▶ **Job**:
Copy out all the data below, putting "Getting Started" in place of every "Installation" and keeping everything else the same.

▶ **Records to use**:
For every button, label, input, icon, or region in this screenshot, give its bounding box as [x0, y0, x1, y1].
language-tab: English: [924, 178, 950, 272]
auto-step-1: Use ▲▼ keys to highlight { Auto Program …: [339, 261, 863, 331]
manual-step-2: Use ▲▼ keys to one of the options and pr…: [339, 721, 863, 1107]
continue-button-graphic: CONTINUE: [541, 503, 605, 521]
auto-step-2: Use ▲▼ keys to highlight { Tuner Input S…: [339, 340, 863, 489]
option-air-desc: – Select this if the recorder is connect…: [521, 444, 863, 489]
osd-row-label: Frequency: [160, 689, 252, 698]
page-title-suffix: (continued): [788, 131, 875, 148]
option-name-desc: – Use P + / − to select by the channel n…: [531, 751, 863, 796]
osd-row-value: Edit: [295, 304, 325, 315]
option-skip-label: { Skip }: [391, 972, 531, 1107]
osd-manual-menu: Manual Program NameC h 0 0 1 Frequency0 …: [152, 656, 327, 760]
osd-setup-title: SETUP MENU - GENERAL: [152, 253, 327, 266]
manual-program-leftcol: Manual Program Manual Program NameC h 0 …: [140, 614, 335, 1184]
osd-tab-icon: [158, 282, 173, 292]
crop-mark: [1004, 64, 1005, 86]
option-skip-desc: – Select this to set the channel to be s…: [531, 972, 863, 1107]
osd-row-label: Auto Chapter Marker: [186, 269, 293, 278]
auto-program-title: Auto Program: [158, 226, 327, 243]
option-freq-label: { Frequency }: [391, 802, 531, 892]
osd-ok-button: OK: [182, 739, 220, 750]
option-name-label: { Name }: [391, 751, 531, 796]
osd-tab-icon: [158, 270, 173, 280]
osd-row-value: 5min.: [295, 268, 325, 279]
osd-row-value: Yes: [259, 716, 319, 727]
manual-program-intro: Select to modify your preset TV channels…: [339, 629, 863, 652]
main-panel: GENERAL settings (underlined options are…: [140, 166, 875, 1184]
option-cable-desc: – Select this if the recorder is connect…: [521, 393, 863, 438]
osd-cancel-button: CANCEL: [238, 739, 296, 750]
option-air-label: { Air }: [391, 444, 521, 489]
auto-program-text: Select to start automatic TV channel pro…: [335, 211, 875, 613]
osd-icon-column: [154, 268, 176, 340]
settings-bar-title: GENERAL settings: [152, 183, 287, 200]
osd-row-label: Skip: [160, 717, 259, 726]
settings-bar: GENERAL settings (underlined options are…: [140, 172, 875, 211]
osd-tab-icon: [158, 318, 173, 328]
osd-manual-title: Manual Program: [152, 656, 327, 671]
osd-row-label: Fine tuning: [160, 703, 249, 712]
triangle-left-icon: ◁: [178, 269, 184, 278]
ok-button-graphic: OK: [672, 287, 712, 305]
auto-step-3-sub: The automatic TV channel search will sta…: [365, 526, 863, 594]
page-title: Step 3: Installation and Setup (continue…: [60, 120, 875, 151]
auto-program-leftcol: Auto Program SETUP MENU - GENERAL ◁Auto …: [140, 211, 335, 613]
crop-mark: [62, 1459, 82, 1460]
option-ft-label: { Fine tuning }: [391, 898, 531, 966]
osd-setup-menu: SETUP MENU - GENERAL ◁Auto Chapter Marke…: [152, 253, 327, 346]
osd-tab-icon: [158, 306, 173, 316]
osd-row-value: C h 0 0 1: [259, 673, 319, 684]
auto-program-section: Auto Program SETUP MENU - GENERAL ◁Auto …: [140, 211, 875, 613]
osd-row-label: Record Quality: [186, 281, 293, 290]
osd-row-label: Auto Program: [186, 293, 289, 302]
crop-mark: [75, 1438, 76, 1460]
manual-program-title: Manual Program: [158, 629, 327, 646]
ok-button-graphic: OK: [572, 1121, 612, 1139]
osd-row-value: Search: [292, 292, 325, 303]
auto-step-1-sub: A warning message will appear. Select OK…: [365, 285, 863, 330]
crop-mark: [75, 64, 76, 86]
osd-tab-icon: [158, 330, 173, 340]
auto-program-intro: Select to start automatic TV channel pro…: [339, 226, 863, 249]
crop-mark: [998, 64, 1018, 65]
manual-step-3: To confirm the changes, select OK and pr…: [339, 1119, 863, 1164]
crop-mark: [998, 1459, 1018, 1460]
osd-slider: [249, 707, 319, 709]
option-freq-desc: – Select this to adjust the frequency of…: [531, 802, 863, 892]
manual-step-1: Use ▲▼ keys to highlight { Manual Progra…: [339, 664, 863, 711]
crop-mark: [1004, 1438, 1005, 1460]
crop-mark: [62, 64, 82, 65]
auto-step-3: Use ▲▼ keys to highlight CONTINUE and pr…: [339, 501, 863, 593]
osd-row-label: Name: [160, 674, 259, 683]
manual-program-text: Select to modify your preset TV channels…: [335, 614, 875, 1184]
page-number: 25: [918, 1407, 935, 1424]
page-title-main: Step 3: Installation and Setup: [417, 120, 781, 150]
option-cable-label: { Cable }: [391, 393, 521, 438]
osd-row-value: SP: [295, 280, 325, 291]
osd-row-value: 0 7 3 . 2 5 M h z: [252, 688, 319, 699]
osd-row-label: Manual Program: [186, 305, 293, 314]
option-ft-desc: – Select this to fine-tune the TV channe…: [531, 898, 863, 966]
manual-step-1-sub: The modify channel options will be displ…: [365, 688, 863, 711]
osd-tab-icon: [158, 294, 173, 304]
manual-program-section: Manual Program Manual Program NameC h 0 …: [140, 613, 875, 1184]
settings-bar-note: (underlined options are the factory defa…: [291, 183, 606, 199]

▶ **Solution for this task**:
For every button, label, input, icon, or region in this screenshot, give its bounding box as [x0, y0, x1, y1].
language-tab: English: [924, 178, 950, 272]
auto-step-1: Use ▲▼ keys to highlight { Auto Program …: [339, 261, 863, 331]
manual-step-2: Use ▲▼ keys to one of the options and pr…: [339, 721, 863, 1107]
continue-button-graphic: CONTINUE: [541, 503, 605, 521]
auto-step-2: Use ▲▼ keys to highlight { Tuner Input S…: [339, 340, 863, 489]
option-air-desc: – Select this if the recorder is connect…: [521, 444, 863, 489]
osd-row-label: Frequency: [160, 689, 252, 698]
page-title-suffix: (continued): [788, 131, 875, 148]
option-name-desc: – Use P + / − to select by the channel n…: [531, 751, 863, 796]
osd-row-value: Edit: [295, 304, 325, 315]
option-skip-label: { Skip }: [391, 972, 531, 1107]
osd-manual-menu: Manual Program NameC h 0 0 1 Frequency0 …: [152, 656, 327, 760]
osd-setup-title: SETUP MENU - GENERAL: [152, 253, 327, 266]
manual-program-leftcol: Manual Program Manual Program NameC h 0 …: [140, 614, 335, 1184]
osd-tab-icon: [158, 282, 173, 292]
crop-mark: [1004, 64, 1005, 86]
option-skip-desc: – Select this to set the channel to be s…: [531, 972, 863, 1107]
osd-row-label: Auto Chapter Marker: [186, 269, 293, 278]
auto-program-title: Auto Program: [158, 226, 327, 243]
option-freq-label: { Frequency }: [391, 802, 531, 892]
osd-ok-button: OK: [182, 739, 220, 750]
option-name-label: { Name }: [391, 751, 531, 796]
osd-tab-icon: [158, 270, 173, 280]
osd-row-value: 5min.: [295, 268, 325, 279]
osd-row-value: Yes: [259, 716, 319, 727]
manual-program-intro: Select to modify your preset TV channels…: [339, 629, 863, 652]
main-panel: GENERAL settings (underlined options are…: [140, 166, 875, 1184]
option-cable-desc: – Select this if the recorder is connect…: [521, 393, 863, 438]
osd-cancel-button: CANCEL: [238, 739, 296, 750]
option-air-label: { Air }: [391, 444, 521, 489]
auto-program-text: Select to start automatic TV channel pro…: [335, 211, 875, 613]
osd-icon-column: [154, 268, 176, 340]
settings-bar-title: GENERAL settings: [152, 183, 287, 200]
osd-row-label: Skip: [160, 717, 259, 726]
settings-bar: GENERAL settings (underlined options are…: [140, 172, 875, 211]
osd-tab-icon: [158, 318, 173, 328]
osd-manual-title: Manual Program: [152, 656, 327, 671]
osd-row-label: Fine tuning: [160, 703, 249, 712]
triangle-left-icon: ◁: [178, 269, 184, 278]
ok-button-graphic: OK: [672, 287, 712, 305]
auto-step-3-sub: The automatic TV channel search will sta…: [365, 526, 863, 594]
page-title: Step 3: Getting Started and Setup (continue…: [60, 120, 875, 151]
auto-program-leftcol: Auto Program SETUP MENU - GENERAL ◁Auto …: [140, 211, 335, 613]
crop-mark: [62, 1459, 82, 1460]
option-ft-label: { Fine tuning }: [391, 898, 531, 966]
osd-setup-menu: SETUP MENU - GENERAL ◁Auto Chapter Marke…: [152, 253, 327, 346]
osd-tab-icon: [158, 306, 173, 316]
osd-row-value: C h 0 0 1: [259, 673, 319, 684]
auto-program-section: Auto Program SETUP MENU - GENERAL ◁Auto …: [140, 211, 875, 613]
osd-row-label: Record Quality: [186, 281, 293, 290]
osd-row-label: Auto Program: [186, 293, 289, 302]
crop-mark: [75, 1438, 76, 1460]
manual-program-title: Manual Program: [158, 629, 327, 646]
ok-button-graphic: OK: [572, 1121, 612, 1139]
osd-row-value: Search: [292, 292, 325, 303]
auto-step-1-sub: A warning message will appear. Select OK…: [365, 285, 863, 330]
crop-mark: [75, 64, 76, 86]
osd-tab-icon: [158, 330, 173, 340]
auto-program-intro: Select to start automatic TV channel pro…: [339, 226, 863, 249]
crop-mark: [998, 64, 1018, 65]
manual-step-3: To confirm the changes, select OK and pr…: [339, 1119, 863, 1164]
crop-mark: [998, 1459, 1018, 1460]
osd-slider: [249, 707, 319, 709]
option-freq-desc: – Select this to adjust the frequency of…: [531, 802, 863, 892]
manual-step-1: Use ▲▼ keys to highlight { Manual Progra…: [339, 664, 863, 711]
crop-mark: [1004, 1438, 1005, 1460]
crop-mark: [62, 64, 82, 65]
auto-step-3: Use ▲▼ keys to highlight CONTINUE and pr…: [339, 501, 863, 593]
osd-row-label: Name: [160, 674, 259, 683]
manual-program-text: Select to modify your preset TV channels…: [335, 614, 875, 1184]
page-number: 25: [918, 1407, 935, 1424]
page-title-main: Step 3: Getting Started and Setup: [417, 120, 781, 150]
option-cable-label: { Cable }: [391, 393, 521, 438]
osd-row-value: SP: [295, 280, 325, 291]
osd-row-value: 0 7 3 . 2 5 M h z: [252, 688, 319, 699]
osd-row-label: Manual Program: [186, 305, 293, 314]
option-ft-desc: – Select this to fine-tune the TV channe…: [531, 898, 863, 966]
manual-step-1-sub: The modify channel options will be displ…: [365, 688, 863, 711]
osd-tab-icon: [158, 294, 173, 304]
manual-program-section: Manual Program Manual Program NameC h 0 …: [140, 613, 875, 1184]
settings-bar-note: (underlined options are the factory defa…: [291, 183, 606, 199]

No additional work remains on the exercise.